### STORED RECORDS ###

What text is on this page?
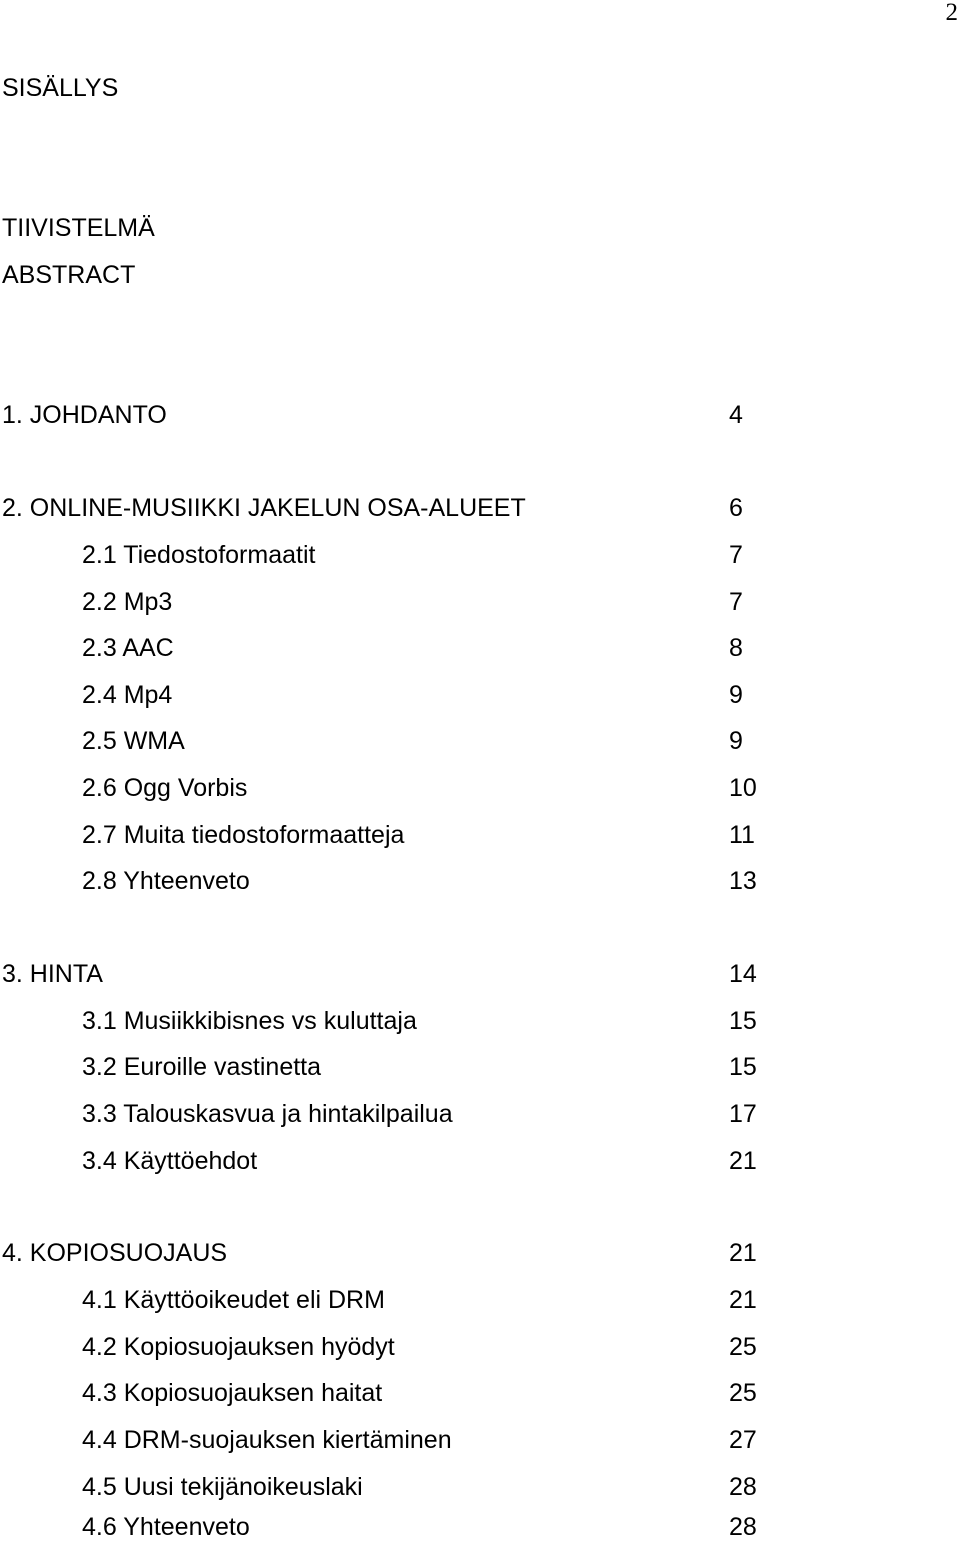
2
SISÄLLYS
TIIVISTELMÄ
ABSTRACT
1. JOHDANTO	4
2. ONLINE-MUSIIKKI JAKELUN OSA-ALUEET	6
2.1 Tiedostoformaatit	7
2.2 Mp3	7
2.3 AAC	8
2.4 Mp4	9
2.5 WMA	9
2.6 Ogg Vorbis	10
2.7 Muita tiedostoformaatteja	11
2.8 Yhteenveto	13
3. HINTA	14
3.1 Musiikkibisnes vs kuluttaja	15
3.2 Euroille vastinetta	15
3.3 Talouskasvua ja hintakilpailua	17
3.4 Käyttöehdot	21
4. KOPIOSUOJAUS	21
4.1 Käyttöoikeudet eli DRM	21
4.2 Kopiosuojauksen hyödyt	25
4.3 Kopiosuojauksen haitat	25
4.4 DRM-suojauksen kiertäminen	27
4.5 Uusi tekijänoikeuslaki	28
4.6 Yhteenveto	28
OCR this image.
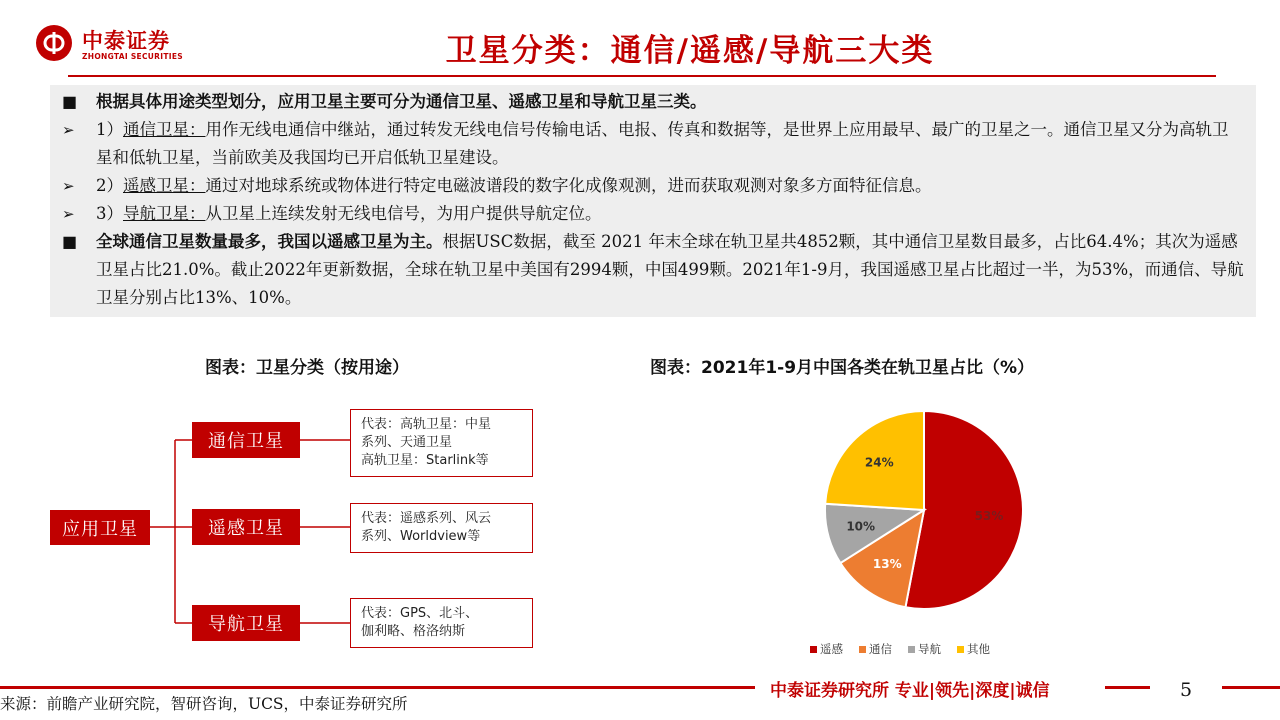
中泰证券
ZHONGTAI SECURITIES	卫星分类：通信/遥感/导航三大类
■	根据具体用途类型划分，应用卫星主要可分为通信卫星、遥感卫星和导航卫星三类。
➢	1）通信卫星：用作无线电通信中继站，通过转发无线电信号传输电话、电报、传真和数据等，是世界上应用最早、最广的卫星之一。通信卫星又分为高轨卫星和低轨卫星，当前欧美及我国均已开启低轨卫星建设。
➢	2）遥感卫星：通过对地球系统或物体进行特定电磁波谱段的数字化成像观测，进而获取观测对象多方面特征信息。
➢	3）导航卫星：从卫星上连续发射无线电信号，为用户提供导航定位。
■	全球通信卫星数量最多，我国以遥感卫星为主。根据USC数据，截至 2021 年末全球在轨卫星共4852颗，其中通信卫星数目最多，占比64.4%；其次为遥感卫星占比21.0%。截止2022年更新数据，全球在轨卫星中美国有2994颗，中国499颗。2021年1-9月，我国遥感卫星占比超过一半，为53%，而通信、导航卫星分别占比13%、10%。
图表：卫星分类（按用途）	图表：2021年1-9月中国各类在轨卫星占比（%）
应用卫星
通信卫星
代表：高轨卫星：中星
系列、天通卫星
高轨卫星：Starlink等
遥感卫星	代表：遥感系列、风云
系列、Worldview等
导航卫星
代表：GPS、北斗、
伽利略、格洛纳斯
53%
13%
10%
24%
遥感 通信 导航 其他
来源：前瞻产业研究院，智研咨询，UCS，中泰证券研究所
中泰证券研究所 专业|领先|深度|诚信	5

###

▶ **AIM**
Write the records above out again exactly, with no pictures in your copy.

▶ **SOLUTION FOR THIS PROBLEM**
What text is on this page?
2
SISÄLLYS
TIIVISTELMÄ
ABSTRACT
1. JOHDANTO	4
2. ONLINE-MUSIIKKI JAKELUN OSA-ALUEET	6
2.1 Tiedostoformaatit	7
2.2 Mp3	7
2.3 AAC	8
2.4 Mp4	9
2.5 WMA	9
2.6 Ogg Vorbis	10
2.7 Muita tiedostoformaatteja	11
2.8 Yhteenveto	13
3. HINTA	14
3.1 Musiikkibisnes vs kuluttaja	15
3.2 Euroille vastinetta	15
3.3 Talouskasvua ja hintakilpailua	17
3.4 Käyttöehdot	21
4. KOPIOSUOJAUS	21
4.1 Käyttöoikeudet eli DRM	21
4.2 Kopiosuojauksen hyödyt	25
4.3 Kopiosuojauksen haitat	25
4.4 DRM-suojauksen kiertäminen	27
4.5 Uusi tekijänoikeuslaki	28
4.6 Yhteenveto	28
OCR this image.
中泰证券
ZHONGTAI SECURITIES	卫星分类：通信/遥感/导航三大类
■	根据具体用途类型划分，应用卫星主要可分为通信卫星、遥感卫星和导航卫星三类。
➢	1）通信卫星：用作无线电通信中继站，通过转发无线电信号传输电话、电报、传真和数据等，是世界上应用最早、最广的卫星之一。通信卫星又分为高轨卫星和低轨卫星，当前欧美及我国均已开启低轨卫星建设。
➢	2）遥感卫星：通过对地球系统或物体进行特定电磁波谱段的数字化成像观测，进而获取观测对象多方面特征信息。
➢	3）导航卫星：从卫星上连续发射无线电信号，为用户提供导航定位。
■	全球通信卫星数量最多，我国以遥感卫星为主。根据USC数据，截至 2021 年末全球在轨卫星共4852颗，其中通信卫星数目最多，占比64.4%；其次为遥感卫星占比21.0%。截止2022年更新数据，全球在轨卫星中美国有2994颗，中国499颗。2021年1-9月，我国遥感卫星占比超过一半，为53%，而通信、导航卫星分别占比13%、10%。
图表：卫星分类（按用途）	图表：2021年1-9月中国各类在轨卫星占比（%）
应用卫星
通信卫星
代表：高轨卫星：中星
系列、天通卫星
高轨卫星：Starlink等
遥感卫星	代表：遥感系列、风云
系列、Worldview等
导航卫星
代表：GPS、北斗、
伽利略、格洛纳斯
53%
13%
10%
24%
遥感 通信 导航 其他
来源：前瞻产业研究院，智研咨询，UCS，中泰证券研究所
中泰证券研究所 专业|领先|深度|诚信	5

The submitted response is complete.